#### Input material

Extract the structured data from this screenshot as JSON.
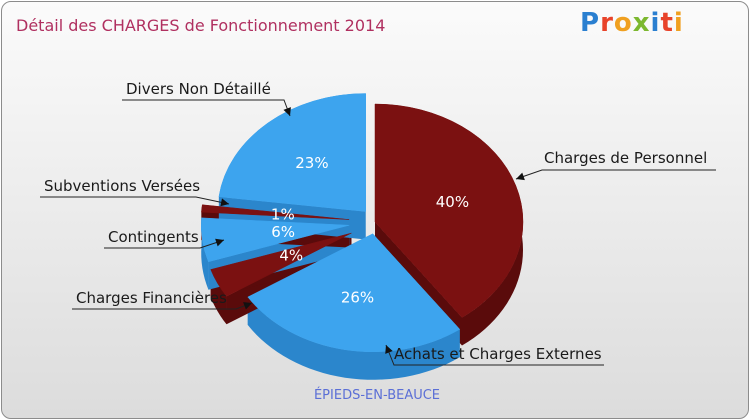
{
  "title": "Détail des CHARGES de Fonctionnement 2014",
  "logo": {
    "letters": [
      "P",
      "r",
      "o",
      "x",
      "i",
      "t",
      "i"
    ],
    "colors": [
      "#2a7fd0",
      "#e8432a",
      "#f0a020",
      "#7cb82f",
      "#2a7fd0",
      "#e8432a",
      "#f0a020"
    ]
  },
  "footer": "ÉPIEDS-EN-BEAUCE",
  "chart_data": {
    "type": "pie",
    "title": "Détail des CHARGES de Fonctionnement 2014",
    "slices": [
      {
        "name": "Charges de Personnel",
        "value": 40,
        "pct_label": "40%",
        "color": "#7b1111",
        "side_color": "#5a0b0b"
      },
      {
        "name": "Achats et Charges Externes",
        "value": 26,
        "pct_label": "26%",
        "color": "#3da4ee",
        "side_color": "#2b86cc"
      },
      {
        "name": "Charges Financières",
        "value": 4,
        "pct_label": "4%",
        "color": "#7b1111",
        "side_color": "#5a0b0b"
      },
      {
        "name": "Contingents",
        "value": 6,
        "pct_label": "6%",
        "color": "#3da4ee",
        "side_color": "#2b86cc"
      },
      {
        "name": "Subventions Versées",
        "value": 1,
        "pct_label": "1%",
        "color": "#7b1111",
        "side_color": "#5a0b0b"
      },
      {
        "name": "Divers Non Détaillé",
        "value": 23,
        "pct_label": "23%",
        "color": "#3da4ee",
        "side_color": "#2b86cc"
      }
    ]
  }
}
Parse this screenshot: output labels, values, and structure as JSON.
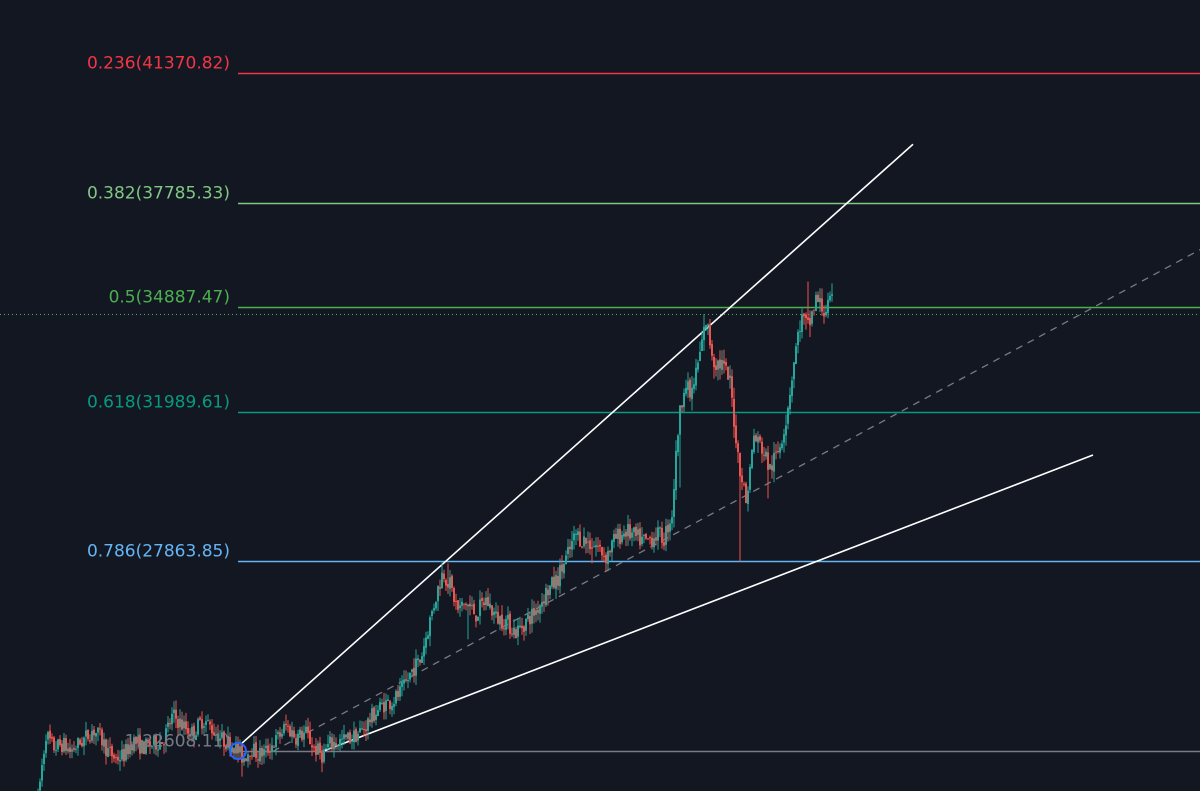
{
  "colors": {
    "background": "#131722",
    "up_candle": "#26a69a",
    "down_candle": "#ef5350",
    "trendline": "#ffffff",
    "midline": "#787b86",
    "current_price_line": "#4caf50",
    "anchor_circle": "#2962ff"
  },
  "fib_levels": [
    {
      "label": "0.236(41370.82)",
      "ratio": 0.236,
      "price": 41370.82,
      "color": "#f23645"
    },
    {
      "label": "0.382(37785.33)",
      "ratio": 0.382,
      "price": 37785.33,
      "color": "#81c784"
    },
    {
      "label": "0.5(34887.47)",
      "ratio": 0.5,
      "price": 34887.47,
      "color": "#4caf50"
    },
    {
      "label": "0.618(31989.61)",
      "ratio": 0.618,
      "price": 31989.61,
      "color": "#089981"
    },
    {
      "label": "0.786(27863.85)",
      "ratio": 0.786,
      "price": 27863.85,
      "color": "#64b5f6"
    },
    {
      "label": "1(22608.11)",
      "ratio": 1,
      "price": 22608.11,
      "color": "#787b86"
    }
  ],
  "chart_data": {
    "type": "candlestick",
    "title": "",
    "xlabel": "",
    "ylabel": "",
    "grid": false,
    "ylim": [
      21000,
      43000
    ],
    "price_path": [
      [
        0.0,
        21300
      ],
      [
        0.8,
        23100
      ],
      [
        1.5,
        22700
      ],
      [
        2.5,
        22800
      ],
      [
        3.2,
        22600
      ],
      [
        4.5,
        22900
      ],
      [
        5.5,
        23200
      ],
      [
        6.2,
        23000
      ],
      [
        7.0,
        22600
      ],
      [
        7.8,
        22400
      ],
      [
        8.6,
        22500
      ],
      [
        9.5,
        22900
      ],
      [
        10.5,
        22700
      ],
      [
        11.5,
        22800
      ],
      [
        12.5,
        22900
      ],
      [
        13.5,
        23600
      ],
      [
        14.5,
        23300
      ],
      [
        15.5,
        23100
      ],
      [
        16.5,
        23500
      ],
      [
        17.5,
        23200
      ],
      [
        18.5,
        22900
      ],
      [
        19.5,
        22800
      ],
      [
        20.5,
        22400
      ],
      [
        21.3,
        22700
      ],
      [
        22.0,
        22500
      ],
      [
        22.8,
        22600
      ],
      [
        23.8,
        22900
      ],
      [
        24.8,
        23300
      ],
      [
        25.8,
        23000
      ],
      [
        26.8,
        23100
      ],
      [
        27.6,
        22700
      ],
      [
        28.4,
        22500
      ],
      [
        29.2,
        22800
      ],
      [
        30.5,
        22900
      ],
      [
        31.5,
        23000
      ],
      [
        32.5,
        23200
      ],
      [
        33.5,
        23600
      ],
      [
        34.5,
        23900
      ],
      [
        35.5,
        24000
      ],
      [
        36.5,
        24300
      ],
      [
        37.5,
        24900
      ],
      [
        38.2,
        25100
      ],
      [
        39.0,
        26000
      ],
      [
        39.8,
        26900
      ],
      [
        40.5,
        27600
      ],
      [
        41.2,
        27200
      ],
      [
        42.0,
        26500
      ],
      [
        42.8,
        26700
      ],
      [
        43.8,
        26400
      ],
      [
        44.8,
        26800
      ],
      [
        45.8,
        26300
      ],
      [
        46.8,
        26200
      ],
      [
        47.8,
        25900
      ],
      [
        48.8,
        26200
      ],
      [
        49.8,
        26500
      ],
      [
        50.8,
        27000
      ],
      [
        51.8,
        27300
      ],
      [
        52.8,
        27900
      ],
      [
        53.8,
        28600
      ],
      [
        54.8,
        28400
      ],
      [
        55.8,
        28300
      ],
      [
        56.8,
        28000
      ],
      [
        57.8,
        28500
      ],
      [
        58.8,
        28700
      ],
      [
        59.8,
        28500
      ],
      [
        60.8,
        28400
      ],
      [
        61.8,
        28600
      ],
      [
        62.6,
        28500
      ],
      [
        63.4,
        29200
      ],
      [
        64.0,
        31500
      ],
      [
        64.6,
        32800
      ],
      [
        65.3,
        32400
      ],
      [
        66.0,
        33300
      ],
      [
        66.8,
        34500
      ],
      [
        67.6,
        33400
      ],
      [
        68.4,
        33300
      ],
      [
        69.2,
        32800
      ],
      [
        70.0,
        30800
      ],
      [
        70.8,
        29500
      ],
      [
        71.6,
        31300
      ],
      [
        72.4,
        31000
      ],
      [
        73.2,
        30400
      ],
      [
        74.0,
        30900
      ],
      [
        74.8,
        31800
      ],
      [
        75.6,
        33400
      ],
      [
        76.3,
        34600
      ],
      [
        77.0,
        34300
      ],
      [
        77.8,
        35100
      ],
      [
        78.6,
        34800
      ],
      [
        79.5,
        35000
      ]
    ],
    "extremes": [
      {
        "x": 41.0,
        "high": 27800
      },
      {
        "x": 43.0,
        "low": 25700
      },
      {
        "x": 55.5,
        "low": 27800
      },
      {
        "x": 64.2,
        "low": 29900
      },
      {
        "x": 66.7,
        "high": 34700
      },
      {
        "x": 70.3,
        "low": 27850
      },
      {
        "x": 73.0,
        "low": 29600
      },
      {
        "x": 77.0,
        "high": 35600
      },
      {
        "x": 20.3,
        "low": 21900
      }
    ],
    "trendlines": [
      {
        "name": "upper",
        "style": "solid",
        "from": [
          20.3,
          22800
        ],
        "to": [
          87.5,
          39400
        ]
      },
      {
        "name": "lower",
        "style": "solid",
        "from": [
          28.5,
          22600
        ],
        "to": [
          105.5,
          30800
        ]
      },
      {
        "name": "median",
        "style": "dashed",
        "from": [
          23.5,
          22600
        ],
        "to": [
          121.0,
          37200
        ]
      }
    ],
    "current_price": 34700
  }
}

########
#### Input material

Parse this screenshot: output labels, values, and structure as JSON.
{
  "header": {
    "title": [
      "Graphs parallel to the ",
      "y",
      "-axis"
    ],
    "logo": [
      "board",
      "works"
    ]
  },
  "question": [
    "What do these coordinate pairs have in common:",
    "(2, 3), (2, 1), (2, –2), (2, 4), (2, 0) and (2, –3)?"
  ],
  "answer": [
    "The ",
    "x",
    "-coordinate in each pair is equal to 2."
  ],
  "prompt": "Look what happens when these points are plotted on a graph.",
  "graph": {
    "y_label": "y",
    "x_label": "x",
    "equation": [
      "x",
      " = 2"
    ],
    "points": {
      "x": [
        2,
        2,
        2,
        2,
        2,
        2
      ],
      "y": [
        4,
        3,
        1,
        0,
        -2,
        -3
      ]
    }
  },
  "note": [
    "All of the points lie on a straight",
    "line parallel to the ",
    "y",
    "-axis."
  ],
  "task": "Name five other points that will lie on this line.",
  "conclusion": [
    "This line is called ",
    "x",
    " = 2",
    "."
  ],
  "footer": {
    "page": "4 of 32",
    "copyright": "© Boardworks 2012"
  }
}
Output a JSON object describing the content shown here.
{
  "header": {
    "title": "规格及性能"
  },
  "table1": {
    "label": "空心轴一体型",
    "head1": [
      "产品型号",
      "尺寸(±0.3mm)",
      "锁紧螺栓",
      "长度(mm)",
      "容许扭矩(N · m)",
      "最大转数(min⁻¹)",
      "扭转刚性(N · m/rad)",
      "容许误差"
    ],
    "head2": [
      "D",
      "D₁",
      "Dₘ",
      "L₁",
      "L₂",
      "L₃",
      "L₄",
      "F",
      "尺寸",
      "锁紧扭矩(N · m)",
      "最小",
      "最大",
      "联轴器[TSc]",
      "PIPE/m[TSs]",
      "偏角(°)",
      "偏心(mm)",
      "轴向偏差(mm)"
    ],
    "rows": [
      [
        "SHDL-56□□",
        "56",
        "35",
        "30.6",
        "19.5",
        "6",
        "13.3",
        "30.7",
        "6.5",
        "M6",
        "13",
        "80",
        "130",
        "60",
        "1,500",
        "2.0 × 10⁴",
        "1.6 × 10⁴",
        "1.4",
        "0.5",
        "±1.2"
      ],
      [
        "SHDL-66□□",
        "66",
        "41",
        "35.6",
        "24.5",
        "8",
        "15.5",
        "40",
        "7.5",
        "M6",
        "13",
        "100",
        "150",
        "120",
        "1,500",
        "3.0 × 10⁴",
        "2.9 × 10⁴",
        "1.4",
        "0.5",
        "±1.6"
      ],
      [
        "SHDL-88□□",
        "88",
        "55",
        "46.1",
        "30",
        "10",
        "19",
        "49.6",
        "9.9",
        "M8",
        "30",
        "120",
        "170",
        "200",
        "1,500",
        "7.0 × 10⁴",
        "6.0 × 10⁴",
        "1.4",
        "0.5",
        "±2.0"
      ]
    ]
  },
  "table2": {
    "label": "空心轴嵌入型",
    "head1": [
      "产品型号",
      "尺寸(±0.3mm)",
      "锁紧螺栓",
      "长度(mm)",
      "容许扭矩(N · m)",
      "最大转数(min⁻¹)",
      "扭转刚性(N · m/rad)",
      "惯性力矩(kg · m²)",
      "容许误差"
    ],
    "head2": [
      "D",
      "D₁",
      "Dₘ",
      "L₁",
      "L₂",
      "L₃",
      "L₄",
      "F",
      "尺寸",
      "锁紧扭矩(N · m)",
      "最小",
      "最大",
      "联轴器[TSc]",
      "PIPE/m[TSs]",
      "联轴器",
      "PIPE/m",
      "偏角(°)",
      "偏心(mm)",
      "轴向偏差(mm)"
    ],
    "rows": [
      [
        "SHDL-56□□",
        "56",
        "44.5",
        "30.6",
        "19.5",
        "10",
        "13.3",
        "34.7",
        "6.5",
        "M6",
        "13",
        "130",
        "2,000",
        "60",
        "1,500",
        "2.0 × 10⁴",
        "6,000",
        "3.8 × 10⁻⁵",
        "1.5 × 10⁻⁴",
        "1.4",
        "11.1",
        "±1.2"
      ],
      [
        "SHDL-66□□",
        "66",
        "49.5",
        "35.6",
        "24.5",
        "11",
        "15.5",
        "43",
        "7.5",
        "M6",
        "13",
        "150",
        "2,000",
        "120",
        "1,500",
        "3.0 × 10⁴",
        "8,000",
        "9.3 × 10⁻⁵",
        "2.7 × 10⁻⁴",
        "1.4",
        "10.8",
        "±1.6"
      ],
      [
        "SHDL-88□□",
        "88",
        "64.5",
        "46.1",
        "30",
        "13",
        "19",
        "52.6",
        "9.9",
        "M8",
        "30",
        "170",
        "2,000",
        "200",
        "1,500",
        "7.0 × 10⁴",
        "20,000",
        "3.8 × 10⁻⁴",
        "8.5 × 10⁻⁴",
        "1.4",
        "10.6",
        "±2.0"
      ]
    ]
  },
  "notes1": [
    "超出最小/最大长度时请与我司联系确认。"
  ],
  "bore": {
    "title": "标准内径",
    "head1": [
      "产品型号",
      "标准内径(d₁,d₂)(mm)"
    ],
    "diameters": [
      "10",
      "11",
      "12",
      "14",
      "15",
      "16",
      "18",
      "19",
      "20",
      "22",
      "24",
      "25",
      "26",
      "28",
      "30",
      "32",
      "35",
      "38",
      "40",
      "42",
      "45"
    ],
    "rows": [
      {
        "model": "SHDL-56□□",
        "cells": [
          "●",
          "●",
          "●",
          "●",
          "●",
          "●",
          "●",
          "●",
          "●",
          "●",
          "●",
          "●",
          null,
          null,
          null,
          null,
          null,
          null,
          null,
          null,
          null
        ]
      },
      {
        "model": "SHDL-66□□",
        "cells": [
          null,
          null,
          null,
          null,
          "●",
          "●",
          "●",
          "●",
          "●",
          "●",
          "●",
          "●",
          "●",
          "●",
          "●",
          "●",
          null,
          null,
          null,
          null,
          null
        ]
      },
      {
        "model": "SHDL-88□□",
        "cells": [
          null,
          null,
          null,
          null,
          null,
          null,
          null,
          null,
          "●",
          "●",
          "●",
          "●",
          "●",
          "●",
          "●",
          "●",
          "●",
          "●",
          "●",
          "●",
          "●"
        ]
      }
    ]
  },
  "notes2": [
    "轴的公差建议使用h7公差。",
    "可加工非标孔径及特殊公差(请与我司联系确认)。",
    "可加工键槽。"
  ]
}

########
#### Input material

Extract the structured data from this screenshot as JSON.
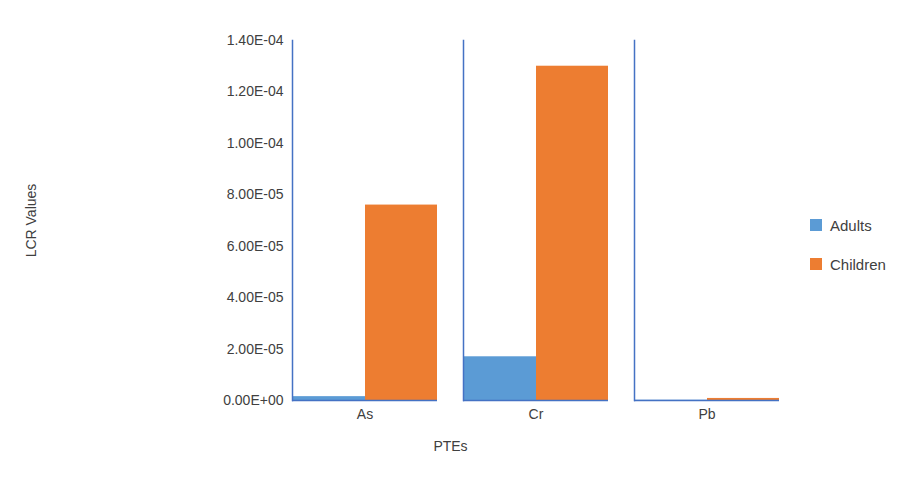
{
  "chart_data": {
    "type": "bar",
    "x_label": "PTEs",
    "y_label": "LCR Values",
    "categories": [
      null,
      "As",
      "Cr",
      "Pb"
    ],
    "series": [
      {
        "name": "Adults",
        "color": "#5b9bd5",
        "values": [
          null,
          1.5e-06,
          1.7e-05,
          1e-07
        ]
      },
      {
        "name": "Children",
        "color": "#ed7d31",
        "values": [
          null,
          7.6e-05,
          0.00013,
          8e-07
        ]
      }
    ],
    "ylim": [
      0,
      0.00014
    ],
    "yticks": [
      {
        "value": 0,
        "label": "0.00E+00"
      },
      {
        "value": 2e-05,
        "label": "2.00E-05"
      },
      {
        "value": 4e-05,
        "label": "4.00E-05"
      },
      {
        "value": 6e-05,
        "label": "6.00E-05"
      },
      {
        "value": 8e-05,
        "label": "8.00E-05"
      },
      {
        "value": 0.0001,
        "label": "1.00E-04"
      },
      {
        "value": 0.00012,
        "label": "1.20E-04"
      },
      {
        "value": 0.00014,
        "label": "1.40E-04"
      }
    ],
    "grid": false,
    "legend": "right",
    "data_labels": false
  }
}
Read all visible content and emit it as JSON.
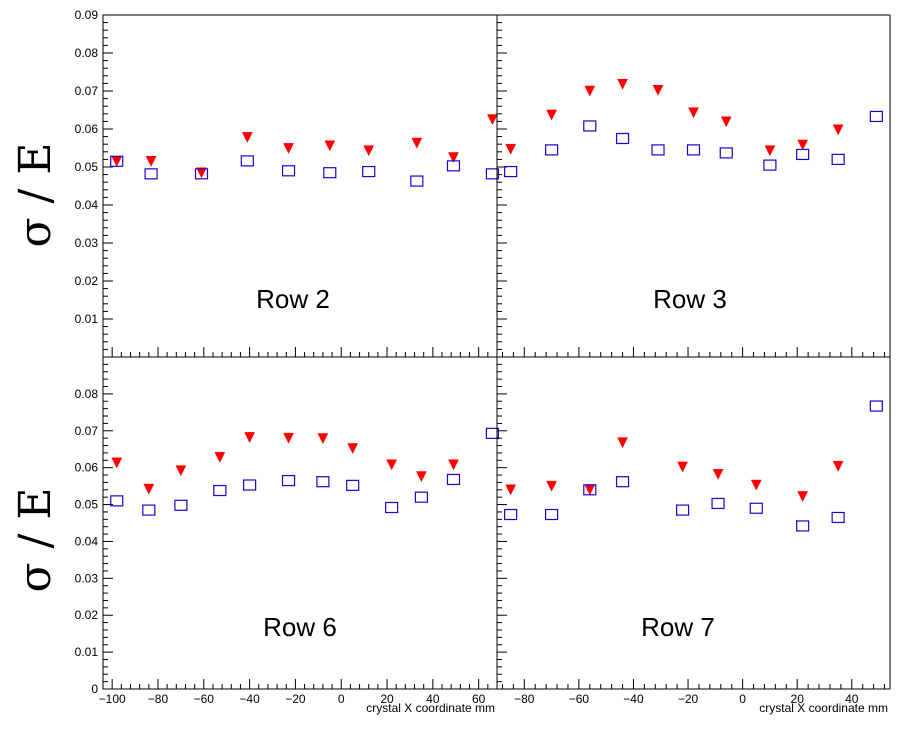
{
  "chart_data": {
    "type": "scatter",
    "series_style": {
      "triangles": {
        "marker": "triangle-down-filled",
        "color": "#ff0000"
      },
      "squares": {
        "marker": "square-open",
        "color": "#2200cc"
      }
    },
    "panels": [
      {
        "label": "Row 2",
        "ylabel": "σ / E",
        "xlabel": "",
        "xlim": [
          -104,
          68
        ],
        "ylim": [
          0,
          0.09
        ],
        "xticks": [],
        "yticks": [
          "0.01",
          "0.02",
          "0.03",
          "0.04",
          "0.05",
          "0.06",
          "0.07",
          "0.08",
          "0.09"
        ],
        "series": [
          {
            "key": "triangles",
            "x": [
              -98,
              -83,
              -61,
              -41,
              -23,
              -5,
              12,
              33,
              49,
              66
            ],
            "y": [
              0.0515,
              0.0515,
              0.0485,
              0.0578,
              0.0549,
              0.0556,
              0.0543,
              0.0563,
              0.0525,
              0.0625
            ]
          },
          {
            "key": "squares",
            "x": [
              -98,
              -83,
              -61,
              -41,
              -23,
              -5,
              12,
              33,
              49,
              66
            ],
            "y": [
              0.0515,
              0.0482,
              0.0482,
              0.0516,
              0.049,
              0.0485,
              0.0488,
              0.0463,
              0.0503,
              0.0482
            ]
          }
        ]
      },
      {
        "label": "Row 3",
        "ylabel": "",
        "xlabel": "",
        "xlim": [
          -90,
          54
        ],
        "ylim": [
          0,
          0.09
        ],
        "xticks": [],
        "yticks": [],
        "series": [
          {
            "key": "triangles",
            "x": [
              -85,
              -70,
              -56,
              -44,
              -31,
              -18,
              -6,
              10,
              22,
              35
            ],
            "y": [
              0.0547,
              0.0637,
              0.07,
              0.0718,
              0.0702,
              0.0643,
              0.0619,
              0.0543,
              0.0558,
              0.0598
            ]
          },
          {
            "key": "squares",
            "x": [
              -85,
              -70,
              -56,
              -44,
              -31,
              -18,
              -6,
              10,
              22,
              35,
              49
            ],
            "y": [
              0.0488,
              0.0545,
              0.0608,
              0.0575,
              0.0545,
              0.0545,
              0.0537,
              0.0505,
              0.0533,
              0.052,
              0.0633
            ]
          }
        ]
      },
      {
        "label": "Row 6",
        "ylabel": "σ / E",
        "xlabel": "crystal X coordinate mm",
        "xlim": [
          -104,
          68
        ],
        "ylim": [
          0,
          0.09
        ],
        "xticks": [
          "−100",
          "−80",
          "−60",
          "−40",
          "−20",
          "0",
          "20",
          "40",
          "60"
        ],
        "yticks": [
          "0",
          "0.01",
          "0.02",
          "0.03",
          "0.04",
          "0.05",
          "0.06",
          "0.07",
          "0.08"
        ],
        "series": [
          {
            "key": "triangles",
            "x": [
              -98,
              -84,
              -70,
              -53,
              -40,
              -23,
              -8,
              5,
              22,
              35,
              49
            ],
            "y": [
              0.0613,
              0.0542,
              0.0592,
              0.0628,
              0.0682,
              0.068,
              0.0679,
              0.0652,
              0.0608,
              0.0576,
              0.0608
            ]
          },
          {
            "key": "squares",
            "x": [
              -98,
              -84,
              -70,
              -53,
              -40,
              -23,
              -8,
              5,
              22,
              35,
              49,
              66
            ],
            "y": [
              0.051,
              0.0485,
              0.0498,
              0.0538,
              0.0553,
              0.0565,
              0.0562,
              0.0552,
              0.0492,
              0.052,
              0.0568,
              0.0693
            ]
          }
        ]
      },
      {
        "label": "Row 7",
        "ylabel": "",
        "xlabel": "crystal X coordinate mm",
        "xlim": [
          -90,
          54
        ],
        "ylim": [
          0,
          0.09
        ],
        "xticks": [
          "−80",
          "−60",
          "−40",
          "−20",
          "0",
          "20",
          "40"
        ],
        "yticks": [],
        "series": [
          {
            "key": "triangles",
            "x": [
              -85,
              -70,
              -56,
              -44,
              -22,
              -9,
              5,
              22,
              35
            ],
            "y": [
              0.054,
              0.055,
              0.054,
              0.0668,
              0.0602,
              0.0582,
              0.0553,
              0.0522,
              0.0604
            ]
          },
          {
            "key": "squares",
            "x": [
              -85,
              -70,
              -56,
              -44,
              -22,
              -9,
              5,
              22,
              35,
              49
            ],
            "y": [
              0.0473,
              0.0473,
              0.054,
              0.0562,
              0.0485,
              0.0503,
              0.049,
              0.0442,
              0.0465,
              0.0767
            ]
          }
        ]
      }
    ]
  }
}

########

→ Work to do
Output a single number: how many lines contain the word "Fonctionnement".

→ Exercise answer
2